--- Begin ---
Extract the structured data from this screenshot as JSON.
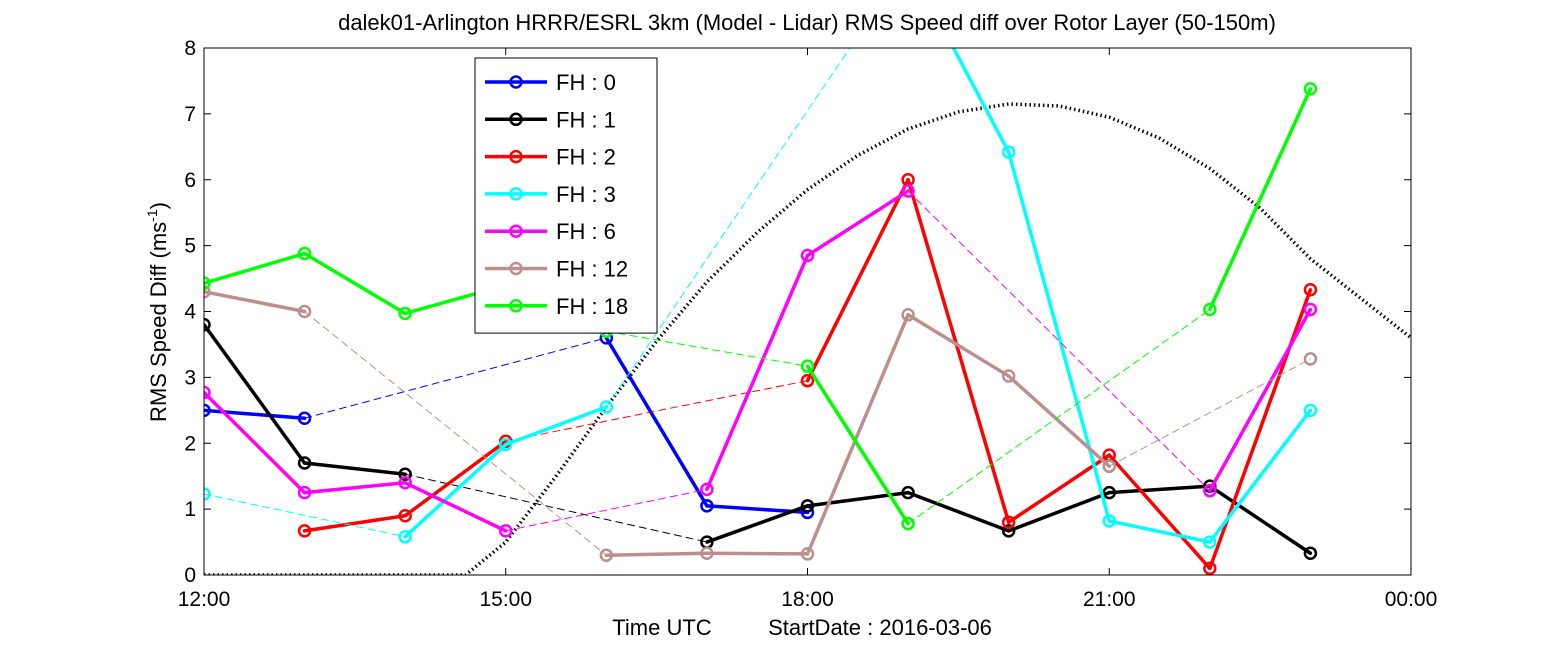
{
  "chart_data": {
    "type": "line",
    "title": "dalek01-Arlington HRRR/ESRL 3km (Model - Lidar) RMS Speed diff over Rotor Layer (50-150m)",
    "xlabel": "Time UTC",
    "xlabel_extra": "StartDate : 2016-03-06",
    "ylabel_main": "RMS Speed Diff (ms",
    "ylabel_sup": "-1",
    "ylabel_close": ")",
    "xlim": [
      12,
      24
    ],
    "ylim": [
      0,
      8
    ],
    "x_ticks": [
      {
        "value": 12,
        "label": "12:00"
      },
      {
        "value": 15,
        "label": "15:00"
      },
      {
        "value": 18,
        "label": "18:00"
      },
      {
        "value": 21,
        "label": "21:00"
      },
      {
        "value": 24,
        "label": "00:00"
      }
    ],
    "y_ticks": [
      0,
      1,
      2,
      3,
      4,
      5,
      6,
      7,
      8
    ],
    "legend_position": "top-left",
    "series": [
      {
        "name": "FH : 0",
        "color": "#0000ff",
        "x": [
          12,
          13,
          16,
          17,
          18
        ],
        "y": [
          2.5,
          2.38,
          3.6,
          1.05,
          0.95
        ]
      },
      {
        "name": "FH : 1",
        "color": "#000000",
        "x": [
          12,
          13,
          14,
          17,
          18,
          19,
          20,
          21,
          22,
          23
        ],
        "y": [
          3.8,
          1.7,
          1.53,
          0.5,
          1.05,
          1.25,
          0.67,
          1.25,
          1.35,
          0.33
        ]
      },
      {
        "name": "FH : 2",
        "color": "#ff0000",
        "x": [
          13,
          14,
          15,
          18,
          19,
          20,
          21,
          22,
          23
        ],
        "y": [
          0.67,
          0.9,
          2.03,
          2.95,
          6.0,
          0.8,
          1.82,
          0.1,
          4.33
        ]
      },
      {
        "name": "FH : 3",
        "color": "#00ffff",
        "x": [
          12,
          14,
          15,
          16,
          19,
          20,
          21,
          22,
          23
        ],
        "y": [
          1.23,
          0.58,
          1.98,
          2.55,
          9.3,
          6.42,
          0.82,
          0.5,
          2.5
        ]
      },
      {
        "name": "FH : 6",
        "color": "#ff00ff",
        "x": [
          12,
          13,
          14,
          15,
          17,
          18,
          19,
          22,
          23
        ],
        "y": [
          2.77,
          1.25,
          1.4,
          0.67,
          1.3,
          4.85,
          5.83,
          1.28,
          4.03
        ]
      },
      {
        "name": "FH : 12",
        "color": "#bc8f8f",
        "x": [
          12,
          13,
          16,
          17,
          18,
          19,
          20,
          21,
          23
        ],
        "y": [
          4.3,
          4.0,
          0.3,
          0.33,
          0.32,
          3.95,
          3.02,
          1.65,
          3.28
        ]
      },
      {
        "name": "FH : 18",
        "color": "#00ff00",
        "x": [
          12,
          13,
          14,
          15,
          16,
          18,
          19,
          22,
          23
        ],
        "y": [
          4.43,
          4.88,
          3.97,
          4.4,
          3.7,
          3.17,
          0.78,
          4.03,
          7.38
        ]
      }
    ],
    "reference_curve": {
      "style": "dotted",
      "color": "#000000",
      "x": [
        12,
        14.6,
        15,
        15.5,
        16,
        16.5,
        17,
        17.5,
        18,
        18.5,
        19,
        19.5,
        20,
        20.5,
        21,
        21.5,
        22,
        22.5,
        23,
        23.5,
        24
      ],
      "y": [
        0,
        0,
        0.5,
        1.5,
        2.55,
        3.55,
        4.45,
        5.2,
        5.85,
        6.37,
        6.77,
        7.03,
        7.15,
        7.12,
        6.95,
        6.63,
        6.17,
        5.57,
        4.8,
        4.2,
        3.6
      ]
    }
  }
}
--- End ---
What is expected – Lines that include the word "color" — how many are there in the data? Answer with the number alone.

The output – 8